[Start of DATA RECORDS]

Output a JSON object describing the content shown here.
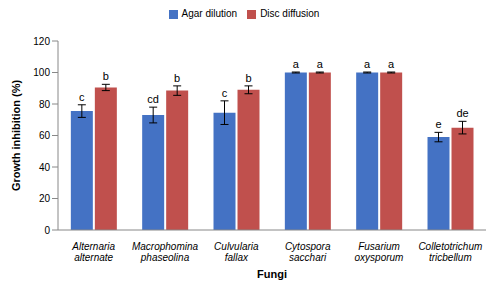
{
  "chart_data": {
    "type": "bar",
    "x_label": "Fungi",
    "y_label": "Growth inhibition (%)",
    "categories": [
      "Alternaria alternate",
      "Macrophomina phaseolina",
      "Culvularia fallax",
      "Cytospora sacchari",
      "Fusarium oxysporum",
      "Colletotrichum tricbellum"
    ],
    "series": [
      {
        "name": "Agar dilution",
        "color": "#4472c4",
        "values": [
          75.5,
          73,
          74.5,
          100,
          100,
          59
        ],
        "errors": [
          4,
          5,
          7.5,
          0.3,
          0.3,
          3
        ],
        "letters": [
          "c",
          "cd",
          "c",
          "a",
          "a",
          "e"
        ]
      },
      {
        "name": "Disc diffusion",
        "color": "#c0504d",
        "values": [
          90.5,
          88.5,
          89,
          100,
          100,
          65
        ],
        "errors": [
          2,
          3,
          2.5,
          0.3,
          0.3,
          4
        ],
        "letters": [
          "b",
          "b",
          "b",
          "a",
          "a",
          "de"
        ]
      }
    ],
    "ylim": [
      0,
      120
    ],
    "yticks": [
      0,
      20,
      40,
      60,
      80,
      100,
      120
    ],
    "grid": false,
    "legend": "top"
  }
}
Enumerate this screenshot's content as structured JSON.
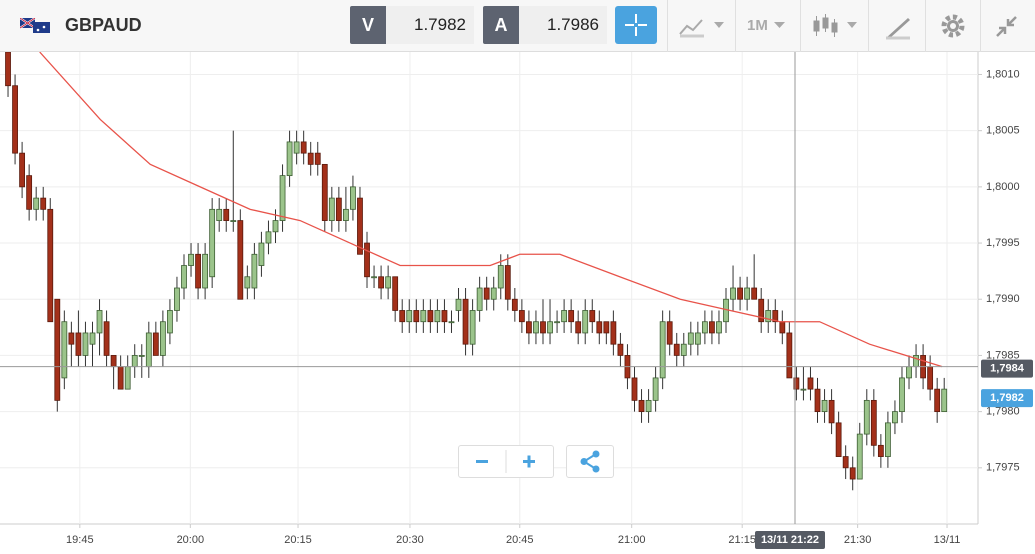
{
  "toolbar": {
    "symbol": "GBPAUD",
    "bid_label": "V",
    "bid": 1.7982,
    "ask_label": "A",
    "ask": 1.7986,
    "timeframe": "1M"
  },
  "chart_data": {
    "type": "candlestick",
    "xlim": [
      -1.14,
      137.8
    ],
    "ylim": [
      1.797,
      1.8012
    ],
    "grid": true,
    "bull_color": "#9bc48b",
    "bear_color": "#a3301a",
    "xticks": [
      {
        "value": 10.2,
        "label": "19:45"
      },
      {
        "value": 25.9,
        "label": "20:00"
      },
      {
        "value": 41.2,
        "label": "20:15"
      },
      {
        "value": 57.1,
        "label": "20:30"
      },
      {
        "value": 72.7,
        "label": "20:45"
      },
      {
        "value": 88.6,
        "label": "21:00"
      },
      {
        "value": 104.3,
        "label": "21:15"
      },
      {
        "value": 120.7,
        "label": "21:30"
      },
      {
        "value": 133.4,
        "label": "13/11"
      }
    ],
    "yticks": [
      {
        "value": 1.7975,
        "label": "1,7975"
      },
      {
        "value": 1.798,
        "label": "1,7980"
      },
      {
        "value": 1.7985,
        "label": "1,7985"
      },
      {
        "value": 1.799,
        "label": "1,7990"
      },
      {
        "value": 1.7995,
        "label": "1,7995"
      },
      {
        "value": 1.8,
        "label": "1,8000"
      },
      {
        "value": 1.8005,
        "label": "1,8005"
      },
      {
        "value": 1.801,
        "label": "1,8010"
      }
    ],
    "price_labels": [
      {
        "value": 1.7984,
        "label": "1,7984",
        "color": "#555a63"
      },
      {
        "value": 1.7982,
        "label": "1,7982",
        "color": "#4aa3df"
      }
    ],
    "crosshair_label": "13/11 21:22",
    "ma": {
      "color": "#e8534a",
      "x": [
        4.5,
        13.1,
        20.2,
        27.3,
        34.4,
        41.5,
        48.6,
        55.7,
        59.9,
        68.5,
        72.7,
        78.4,
        86.9,
        95.5,
        102.6,
        109.7,
        115.3,
        122.4,
        132.7
      ],
      "values": [
        1.8012,
        1.8006,
        1.8002,
        1.8,
        1.7998,
        1.7997,
        1.7995,
        1.7993,
        1.7993,
        1.7993,
        1.7994,
        1.7994,
        1.7992,
        1.799,
        1.7989,
        1.7988,
        1.7988,
        1.7986,
        1.7984
      ]
    },
    "candles": [
      [
        1.8012,
        1.8013,
        1.8008,
        1.8009
      ],
      [
        1.8009,
        1.801,
        1.8002,
        1.8003
      ],
      [
        1.8003,
        1.8004,
        1.7999,
        1.8
      ],
      [
        1.8001,
        1.8002,
        1.7997,
        1.7998
      ],
      [
        1.7998,
        1.8,
        1.7997,
        1.7999
      ],
      [
        1.7999,
        1.8,
        1.7997,
        1.7998
      ],
      [
        1.7998,
        1.7999,
        1.7988,
        1.7988
      ],
      [
        1.799,
        1.799,
        1.798,
        1.7981
      ],
      [
        1.7983,
        1.7989,
        1.7982,
        1.7988
      ],
      [
        1.7987,
        1.7988,
        1.7984,
        1.7986
      ],
      [
        1.7987,
        1.7989,
        1.7984,
        1.7985
      ],
      [
        1.7985,
        1.7988,
        1.7984,
        1.7987
      ],
      [
        1.7986,
        1.7988,
        1.7984,
        1.7987
      ],
      [
        1.7987,
        1.799,
        1.7985,
        1.7989
      ],
      [
        1.7988,
        1.7989,
        1.7984,
        1.7985
      ],
      [
        1.7985,
        1.7985,
        1.7982,
        1.7984
      ],
      [
        1.7984,
        1.7985,
        1.7982,
        1.7982
      ],
      [
        1.7982,
        1.7985,
        1.7982,
        1.7984
      ],
      [
        1.7984,
        1.7986,
        1.7983,
        1.7985
      ],
      [
        1.7985,
        1.7986,
        1.7983,
        1.7985
      ],
      [
        1.7984,
        1.7988,
        1.7983,
        1.7987
      ],
      [
        1.7987,
        1.7988,
        1.7985,
        1.7985
      ],
      [
        1.7985,
        1.7989,
        1.7984,
        1.7988
      ],
      [
        1.7987,
        1.799,
        1.7986,
        1.7989
      ],
      [
        1.7989,
        1.7992,
        1.7988,
        1.7991
      ],
      [
        1.7991,
        1.7994,
        1.799,
        1.7993
      ],
      [
        1.7993,
        1.7995,
        1.7992,
        1.7994
      ],
      [
        1.7994,
        1.7995,
        1.799,
        1.7991
      ],
      [
        1.7991,
        1.7995,
        1.799,
        1.7994
      ],
      [
        1.7992,
        1.7999,
        1.7991,
        1.7998
      ],
      [
        1.7997,
        1.7999,
        1.7996,
        1.7998
      ],
      [
        1.7998,
        1.7999,
        1.7996,
        1.7997
      ],
      [
        1.7997,
        1.8005,
        1.7996,
        1.7997
      ],
      [
        1.7997,
        1.7998,
        1.799,
        1.799
      ],
      [
        1.7991,
        1.7993,
        1.799,
        1.7992
      ],
      [
        1.7991,
        1.7995,
        1.799,
        1.7994
      ],
      [
        1.7993,
        1.7996,
        1.7992,
        1.7995
      ],
      [
        1.7995,
        1.7997,
        1.7994,
        1.7996
      ],
      [
        1.7996,
        1.7998,
        1.7995,
        1.7997
      ],
      [
        1.7997,
        1.8002,
        1.7996,
        1.8001
      ],
      [
        1.8001,
        1.8005,
        1.8,
        1.8004
      ],
      [
        1.8003,
        1.8005,
        1.8002,
        1.8004
      ],
      [
        1.8004,
        1.8005,
        1.8002,
        1.8003
      ],
      [
        1.8003,
        1.8004,
        1.8001,
        1.8002
      ],
      [
        1.8003,
        1.8004,
        1.8001,
        1.8002
      ],
      [
        1.8002,
        1.8002,
        1.7996,
        1.7997
      ],
      [
        1.7997,
        1.8,
        1.7996,
        1.7999
      ],
      [
        1.7999,
        1.8,
        1.7996,
        1.7997
      ],
      [
        1.7997,
        1.8,
        1.7996,
        1.7998
      ],
      [
        1.7998,
        1.8001,
        1.7997,
        1.8
      ],
      [
        1.7999,
        1.8,
        1.7994,
        1.7994
      ],
      [
        1.7995,
        1.7996,
        1.7991,
        1.7992
      ],
      [
        1.7992,
        1.7993,
        1.7991,
        1.7992
      ],
      [
        1.7992,
        1.7993,
        1.799,
        1.7991
      ],
      [
        1.7991,
        1.7993,
        1.799,
        1.7992
      ],
      [
        1.7992,
        1.7992,
        1.7988,
        1.7989
      ],
      [
        1.7989,
        1.799,
        1.7987,
        1.7988
      ],
      [
        1.7988,
        1.799,
        1.7987,
        1.7989
      ],
      [
        1.7989,
        1.799,
        1.7987,
        1.7988
      ],
      [
        1.7988,
        1.799,
        1.7987,
        1.7989
      ],
      [
        1.7989,
        1.799,
        1.7987,
        1.7988
      ],
      [
        1.7988,
        1.799,
        1.7987,
        1.7989
      ],
      [
        1.7989,
        1.799,
        1.7987,
        1.7988
      ],
      [
        1.7988,
        1.7989,
        1.7987,
        1.7988
      ],
      [
        1.7989,
        1.7991,
        1.7988,
        1.799
      ],
      [
        1.799,
        1.7991,
        1.7985,
        1.7986
      ],
      [
        1.7986,
        1.799,
        1.7985,
        1.7989
      ],
      [
        1.7989,
        1.7992,
        1.7988,
        1.7991
      ],
      [
        1.7991,
        1.7992,
        1.7989,
        1.799
      ],
      [
        1.799,
        1.7992,
        1.7989,
        1.7991
      ],
      [
        1.7991,
        1.7994,
        1.799,
        1.7993
      ],
      [
        1.7993,
        1.7994,
        1.7989,
        1.799
      ],
      [
        1.799,
        1.7991,
        1.7988,
        1.7989
      ],
      [
        1.7989,
        1.799,
        1.7987,
        1.7988
      ],
      [
        1.7988,
        1.7989,
        1.7986,
        1.7987
      ],
      [
        1.7987,
        1.7989,
        1.7986,
        1.7988
      ],
      [
        1.7988,
        1.799,
        1.7986,
        1.7987
      ],
      [
        1.7987,
        1.799,
        1.7986,
        1.7988
      ],
      [
        1.7988,
        1.7989,
        1.7987,
        1.7988
      ],
      [
        1.7988,
        1.799,
        1.7987,
        1.7989
      ],
      [
        1.7989,
        1.799,
        1.7987,
        1.7988
      ],
      [
        1.7988,
        1.7989,
        1.7986,
        1.7987
      ],
      [
        1.7987,
        1.799,
        1.7986,
        1.7989
      ],
      [
        1.7989,
        1.799,
        1.7987,
        1.7988
      ],
      [
        1.7988,
        1.7989,
        1.7986,
        1.7987
      ],
      [
        1.7988,
        1.7988,
        1.7986,
        1.7987
      ],
      [
        1.7988,
        1.7989,
        1.7985,
        1.7986
      ],
      [
        1.7986,
        1.7987,
        1.7984,
        1.7985
      ],
      [
        1.7985,
        1.7986,
        1.7982,
        1.7983
      ],
      [
        1.7983,
        1.7984,
        1.798,
        1.7981
      ],
      [
        1.7981,
        1.7982,
        1.7979,
        1.798
      ],
      [
        1.798,
        1.7982,
        1.7979,
        1.7981
      ],
      [
        1.7981,
        1.7984,
        1.798,
        1.7983
      ],
      [
        1.7983,
        1.7989,
        1.7982,
        1.7988
      ],
      [
        1.7988,
        1.7989,
        1.7985,
        1.7986
      ],
      [
        1.7986,
        1.7987,
        1.7984,
        1.7985
      ],
      [
        1.7985,
        1.7987,
        1.7984,
        1.7986
      ],
      [
        1.7986,
        1.7988,
        1.7985,
        1.7987
      ],
      [
        1.7986,
        1.7988,
        1.7985,
        1.7987
      ],
      [
        1.7987,
        1.7989,
        1.7986,
        1.7988
      ],
      [
        1.7988,
        1.7989,
        1.7986,
        1.7987
      ],
      [
        1.7987,
        1.7989,
        1.7986,
        1.7988
      ],
      [
        1.7988,
        1.7991,
        1.7987,
        1.799
      ],
      [
        1.799,
        1.7993,
        1.7989,
        1.7991
      ],
      [
        1.7991,
        1.7992,
        1.7989,
        1.799
      ],
      [
        1.799,
        1.7992,
        1.7989,
        1.7991
      ],
      [
        1.7991,
        1.7994,
        1.799,
        1.799
      ],
      [
        1.799,
        1.7991,
        1.7987,
        1.7988
      ],
      [
        1.7988,
        1.799,
        1.7987,
        1.7989
      ],
      [
        1.7989,
        1.799,
        1.7987,
        1.7988
      ],
      [
        1.7988,
        1.7989,
        1.7986,
        1.7987
      ],
      [
        1.7987,
        1.7988,
        1.7983,
        1.7983
      ],
      [
        1.7983,
        1.7984,
        1.7981,
        1.7982
      ],
      [
        1.7982,
        1.7984,
        1.7981,
        1.7982
      ],
      [
        1.7983,
        1.7984,
        1.7981,
        1.7982
      ],
      [
        1.7982,
        1.7983,
        1.7979,
        1.798
      ],
      [
        1.798,
        1.7982,
        1.7979,
        1.7981
      ],
      [
        1.7981,
        1.7982,
        1.7978,
        1.7979
      ],
      [
        1.7979,
        1.798,
        1.7976,
        1.7976
      ],
      [
        1.7976,
        1.7977,
        1.7974,
        1.7975
      ],
      [
        1.7975,
        1.7976,
        1.7973,
        1.7974
      ],
      [
        1.7974,
        1.7979,
        1.7974,
        1.7978
      ],
      [
        1.7978,
        1.7982,
        1.7977,
        1.7981
      ],
      [
        1.7981,
        1.7982,
        1.7976,
        1.7977
      ],
      [
        1.7977,
        1.7978,
        1.7975,
        1.7976
      ],
      [
        1.7976,
        1.798,
        1.7975,
        1.7979
      ],
      [
        1.7979,
        1.7981,
        1.7978,
        1.798
      ],
      [
        1.798,
        1.7984,
        1.7979,
        1.7983
      ],
      [
        1.7983,
        1.7985,
        1.7982,
        1.7984
      ],
      [
        1.7984,
        1.7986,
        1.7983,
        1.7985
      ],
      [
        1.7985,
        1.7986,
        1.7982,
        1.7983
      ],
      [
        1.7984,
        1.7985,
        1.7981,
        1.7982
      ],
      [
        1.7982,
        1.7983,
        1.7979,
        1.798
      ],
      [
        1.798,
        1.7983,
        1.798,
        1.7982
      ]
    ]
  }
}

[End of DATA RECORDS]

* [WORK TO BE COMPLETED] Search the lines for "name". Copy each line that has it.

* [RESPONSE TO THE EXERCISE]
        "name": "Agar dilution",
        "name": "Disc diffusion",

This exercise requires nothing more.